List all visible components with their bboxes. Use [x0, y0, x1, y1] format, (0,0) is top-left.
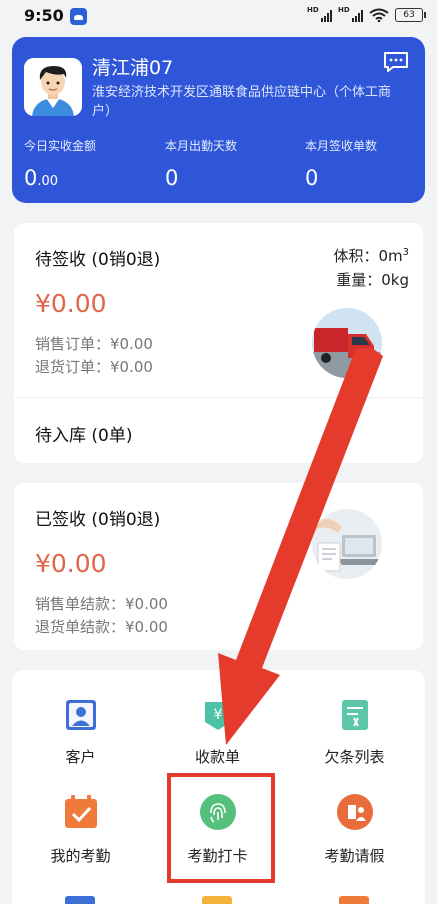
menu-leave[interactable]: 考勤请假 [286, 793, 423, 866]
menu-my-attendance[interactable]: 我的考勤 [12, 793, 149, 866]
signed-title: 已签收 (0销0退) [35, 510, 161, 530]
status-indicators: HD HD 63 [307, 6, 426, 22]
partial-menu-icon-2 [202, 896, 232, 904]
signed-card[interactable]: 已签收 (0销0退) ¥0.00 销售单结款：¥0.00 退货单结款：¥0.00 [14, 483, 423, 650]
signed-return-settlement: 退货单结款：¥0.00 [35, 618, 168, 636]
signal-icon: HD [307, 6, 332, 22]
annotation-highlight-box [167, 773, 275, 883]
stat-attendance-days: 本月出勤天数 0 [165, 139, 238, 190]
wifi-icon [369, 8, 389, 22]
menu-iou-list[interactable]: 欠条列表 [286, 698, 423, 767]
pending-title: 待签收 (0销0退) [35, 250, 161, 270]
pending-return-order: 退货订单：¥0.00 [35, 358, 153, 376]
pending-sign-card[interactable]: 待签收 (0销0退) 体积：0m3 重量：0kg ¥0.00 销售订单：¥0.0… [14, 223, 423, 463]
signed-sales-settlement: 销售单结款：¥0.00 [35, 595, 168, 613]
pending-amount: ¥0.00 [35, 289, 107, 318]
iou-list-icon [338, 698, 372, 732]
pending-storage[interactable]: 待入库 (0单) [35, 421, 132, 446]
signed-amount: ¥0.00 [35, 549, 107, 578]
receipt-icon: ¥ [201, 698, 235, 732]
status-bar: 9:50 HD HD 63 [0, 0, 437, 34]
laptop-photo-icon [312, 509, 382, 579]
volume-text: 体积：0m3 [333, 247, 409, 265]
menu-receipt[interactable]: ¥ 收款单 [149, 698, 286, 767]
user-name: 清江浦07 [92, 57, 174, 79]
customer-icon [64, 698, 98, 732]
svg-text:¥: ¥ [213, 707, 222, 723]
partial-menu-icon-1 [65, 896, 95, 904]
battery-icon: 63 [395, 8, 426, 22]
profile-card: 清江浦07 淮安经济技术开发区通联食品供应链中心（个体工商户） 今日实收金额 0… [12, 37, 425, 203]
calendar-check-icon [62, 793, 100, 831]
message-icon[interactable] [383, 51, 409, 73]
pending-sales-order: 销售订单：¥0.00 [35, 335, 153, 353]
leave-icon [336, 793, 374, 831]
user-organization: 淮安经济技术开发区通联食品供应链中心（个体工商户） [92, 85, 392, 119]
menu-customer[interactable]: 客户 [12, 698, 149, 767]
card-divider [14, 397, 423, 398]
app-notification-icon [70, 8, 87, 25]
partial-menu-icon-3 [339, 896, 369, 904]
avatar[interactable] [24, 58, 82, 116]
stats-row: 今日实收金额 0.00 本月出勤天数 0 本月签收单数 0 [12, 137, 425, 197]
signal-icon-2: HD [338, 6, 363, 22]
weight-text: 重量：0kg [336, 271, 409, 289]
truck-photo-icon [312, 308, 382, 378]
stat-today-amount: 今日实收金额 0.00 [24, 139, 97, 190]
stat-signed-orders: 本月签收单数 0 [305, 139, 378, 190]
status-time: 9:50 [24, 6, 64, 25]
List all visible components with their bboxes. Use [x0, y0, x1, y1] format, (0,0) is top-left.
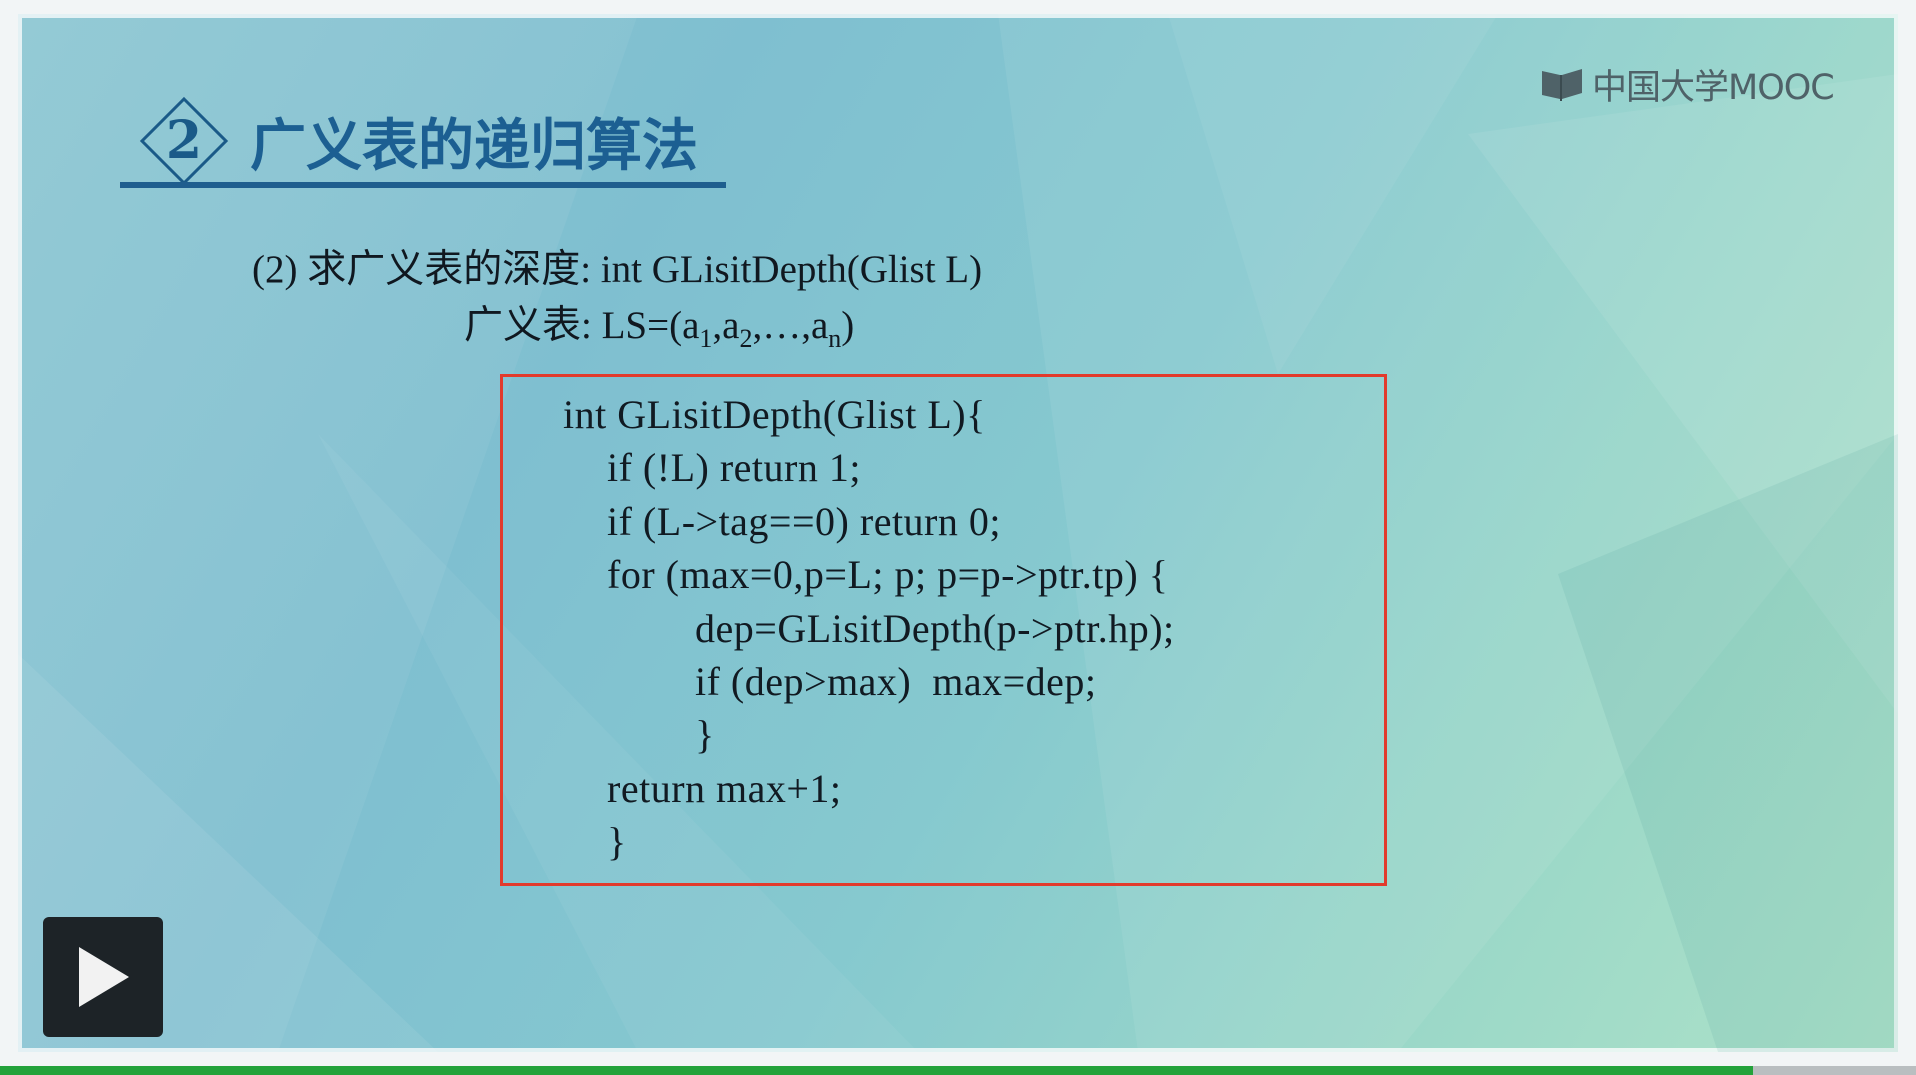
code-line-4: for (max=0,p=L; p; p=p->ptr.tp) {: [607, 552, 1169, 597]
section-number-badge: 2: [138, 95, 230, 187]
description-line-2: 广义表: LS=(a1,a2,…,an): [464, 294, 854, 354]
title-underline: [120, 182, 726, 188]
desc-sub-2: 2: [739, 323, 753, 353]
desc-prefix: 广义表: LS=(a: [464, 304, 700, 347]
code-block: int GLisitDepth(Glist L){ if (!L) return…: [500, 374, 1387, 886]
video-player: 中国大学MOOC 2 广义表的递归算法 (2) 求广义表的深度: int GLi…: [0, 0, 1916, 1075]
code-line-3: if (L->tag==0) return 0;: [607, 499, 1001, 544]
section-heading: 2 广义表的递归算法: [138, 96, 698, 186]
desc-sub-3: n: [828, 323, 842, 353]
mooc-logo: 中国大学MOOC: [1540, 62, 1835, 108]
book-icon: [1542, 69, 1582, 101]
code-line-6: if (dep>max) max=dep;: [695, 659, 1097, 704]
progress-fill: [0, 1066, 1754, 1075]
code-line-2: if (!L) return 1;: [607, 445, 861, 490]
play-icon: [79, 947, 129, 1007]
code-line-1: int GLisitDepth(Glist L){: [563, 392, 986, 437]
desc-sub-1: 1: [699, 323, 713, 353]
desc-mid-1: ,a: [712, 304, 740, 347]
code-line-5: dep=GLisitDepth(p->ptr.hp);: [695, 606, 1175, 651]
logo-text: 中国大学MOOC: [1592, 67, 1835, 108]
code-line-8: return max+1;: [607, 766, 842, 811]
page-title: 广义表的递归算法: [250, 113, 698, 179]
progress-bar[interactable]: [0, 1066, 1916, 1075]
desc-mid-2: ,…,a: [752, 304, 829, 347]
code-line-7: }: [695, 712, 715, 757]
code-line-9: }: [607, 819, 627, 864]
play-button[interactable]: [43, 917, 163, 1037]
section-number: 2: [165, 110, 203, 171]
desc-suffix: ): [841, 304, 855, 347]
description-line-1: (2) 求广义表的深度: int GLisitDepth(Glist L): [252, 248, 983, 291]
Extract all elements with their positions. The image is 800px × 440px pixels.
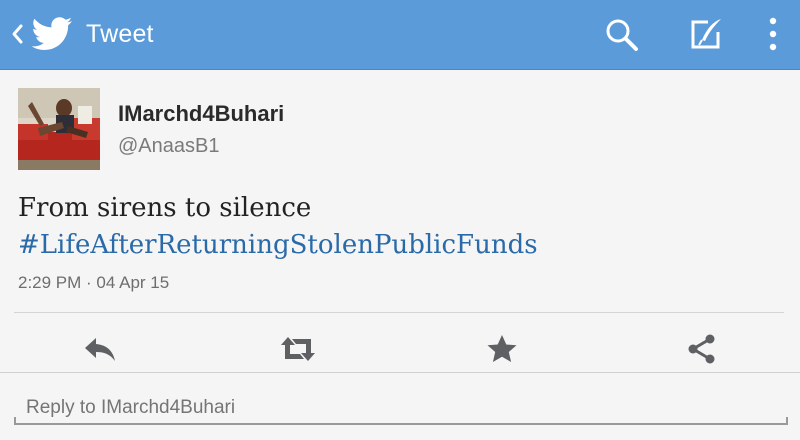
compose-icon[interactable]: [688, 16, 724, 52]
tweet-timestamp: 2:29 PM · 04 Apr 15: [18, 273, 170, 292]
share-icon[interactable]: [684, 334, 720, 364]
display-name[interactable]: IMarchd4Buhari: [118, 101, 284, 127]
user-handle[interactable]: @AnaasB1: [118, 135, 219, 158]
avatar[interactable]: [18, 88, 100, 170]
reply-input-underline: [14, 417, 788, 425]
tweet-text-line: From sirens to silence: [18, 193, 312, 223]
hashtag-link[interactable]: #LifeAfterReturningStolenPublicFunds: [18, 227, 778, 264]
reply-icon[interactable]: [82, 334, 118, 364]
reply-input[interactable]: [14, 384, 788, 424]
page-title: Tweet: [86, 20, 154, 48]
retweet-icon[interactable]: [280, 334, 316, 364]
twitter-bird-icon[interactable]: [31, 16, 73, 52]
divider: [14, 312, 784, 313]
app-bar: Tweet: [0, 0, 800, 70]
overflow-menu-icon[interactable]: [762, 16, 784, 54]
favorite-icon[interactable]: [484, 334, 520, 364]
back-chevron-icon[interactable]: [8, 20, 28, 48]
tweet-text: From sirens to silence #LifeAfterReturni…: [18, 190, 778, 264]
search-icon[interactable]: [604, 17, 640, 53]
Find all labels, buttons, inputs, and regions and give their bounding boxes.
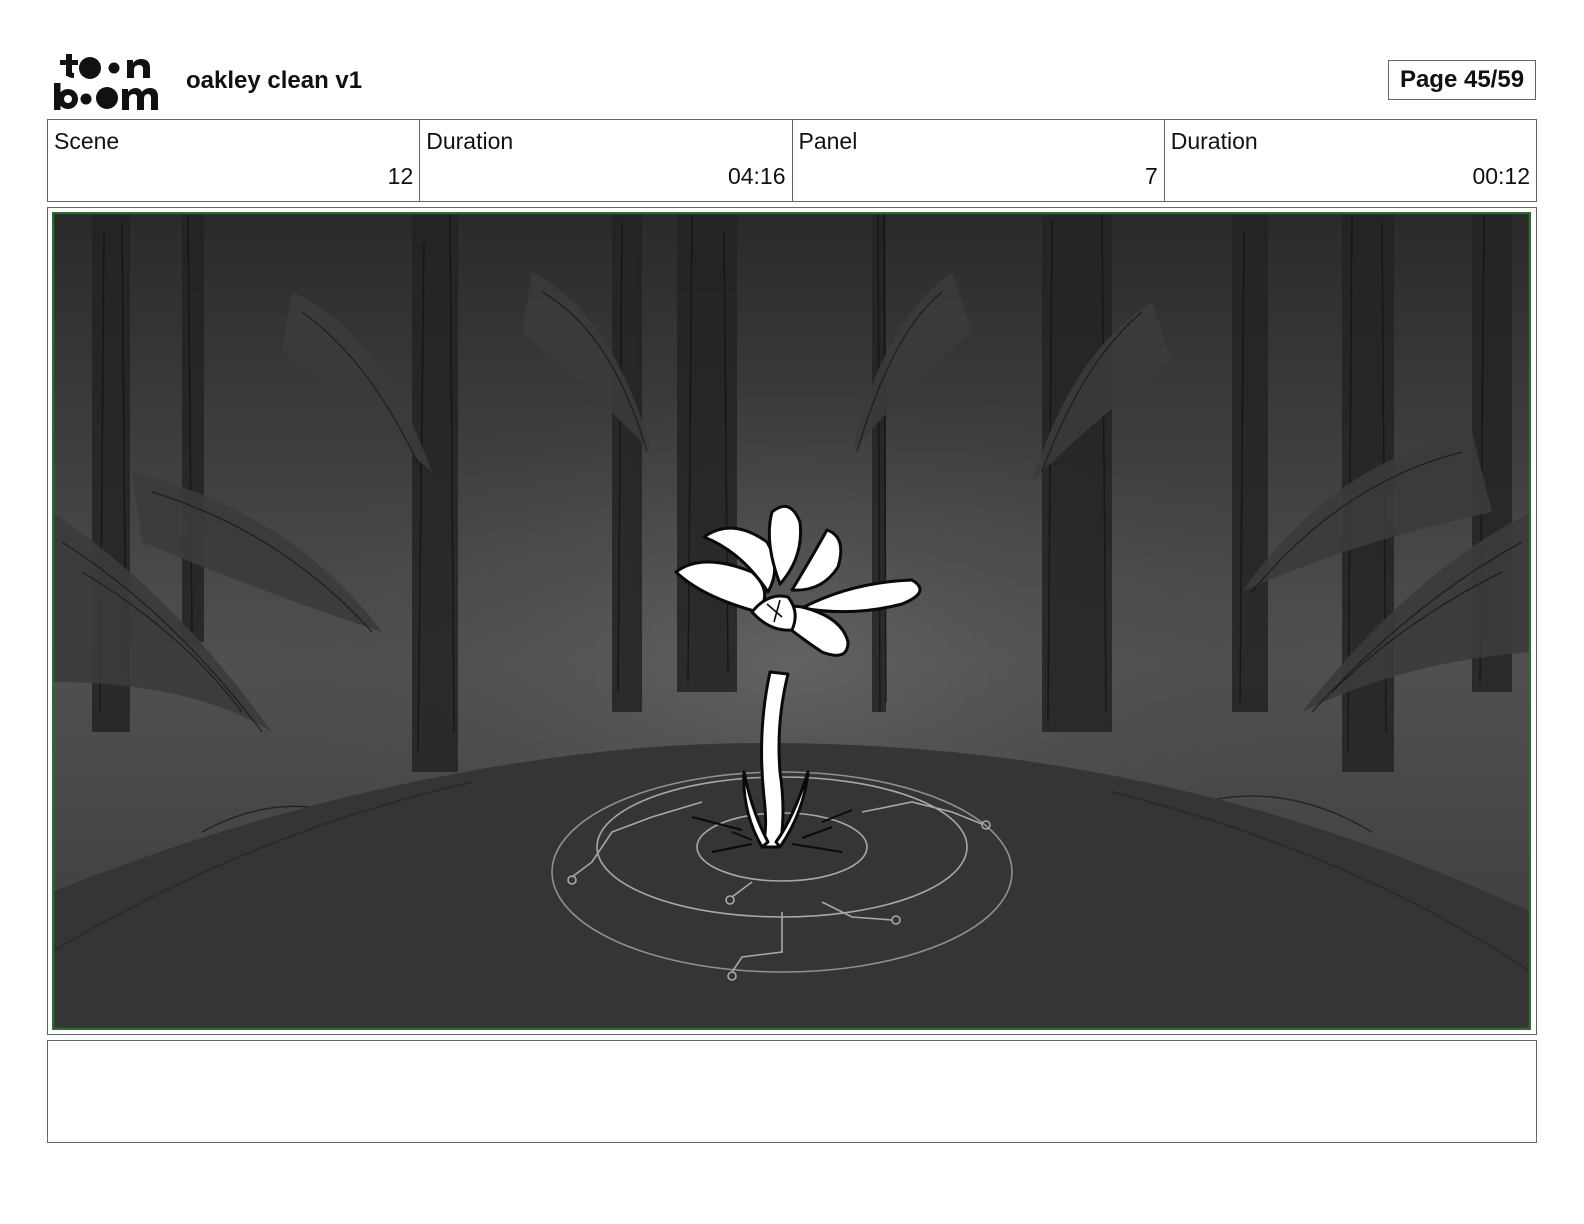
scene-duration-label: Duration xyxy=(426,128,514,154)
panel-duration-label: Duration xyxy=(1170,128,1258,154)
scene-label: Scene xyxy=(54,128,120,154)
panel-label: Panel xyxy=(798,128,858,154)
panel-duration-cell: Duration 00:12 xyxy=(1165,120,1536,201)
scene-value: 12 xyxy=(387,163,414,189)
panel-cell: Panel 7 xyxy=(793,120,1165,201)
scene-info-bar: Scene 12 Duration 04:16 Panel 7 Duration… xyxy=(47,119,1537,202)
page-counter: Page 45/59 xyxy=(1388,60,1536,100)
storyboard-panel xyxy=(47,207,1537,1035)
panel-drawing xyxy=(52,212,1531,1030)
panel-notes-box xyxy=(47,1040,1537,1143)
project-title: oakley clean v1 xyxy=(186,67,363,94)
toon-boom-logo-icon xyxy=(54,54,158,110)
panel-value: 7 xyxy=(1144,163,1158,189)
scene-cell: Scene 12 xyxy=(48,120,421,201)
scene-duration-cell: Duration 04:16 xyxy=(420,120,793,201)
panel-duration-value: 00:12 xyxy=(1472,163,1530,189)
scene-duration-value: 04:16 xyxy=(727,163,786,189)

▶ Short exercise: From the data above, copy out every line from the one containing "menu-leave[interactable]: 考勤请假 [286, 793, 423, 866]" up to and including the one containing "signed-amount: ¥0.00 [35, 549, 107, 578]", keeping each line unchanged.

▶ Answer to this task:
menu-leave[interactable]: 考勤请假 [286, 793, 423, 866]
menu-my-attendance[interactable]: 我的考勤 [12, 793, 149, 866]
signed-title: 已签收 (0销0退) [35, 510, 161, 530]
status-indicators: HD HD 63 [307, 6, 426, 22]
partial-menu-icon-2 [202, 896, 232, 904]
signed-card[interactable]: 已签收 (0销0退) ¥0.00 销售单结款：¥0.00 退货单结款：¥0.00 [14, 483, 423, 650]
signed-return-settlement: 退货单结款：¥0.00 [35, 618, 168, 636]
signal-icon: HD [307, 6, 332, 22]
annotation-highlight-box [167, 773, 275, 883]
stat-attendance-days: 本月出勤天数 0 [165, 139, 238, 190]
wifi-icon [369, 8, 389, 22]
menu-iou-list[interactable]: 欠条列表 [286, 698, 423, 767]
pending-title: 待签收 (0销0退) [35, 250, 161, 270]
pending-return-order: 退货订单：¥0.00 [35, 358, 153, 376]
pending-sign-card[interactable]: 待签收 (0销0退) 体积：0m3 重量：0kg ¥0.00 销售订单：¥0.0… [14, 223, 423, 463]
signed-sales-settlement: 销售单结款：¥0.00 [35, 595, 168, 613]
pending-amount: ¥0.00 [35, 289, 107, 318]
iou-list-icon [338, 698, 372, 732]
pending-storage[interactable]: 待入库 (0单) [35, 421, 132, 446]
signed-amount: ¥0.00 [35, 549, 107, 578]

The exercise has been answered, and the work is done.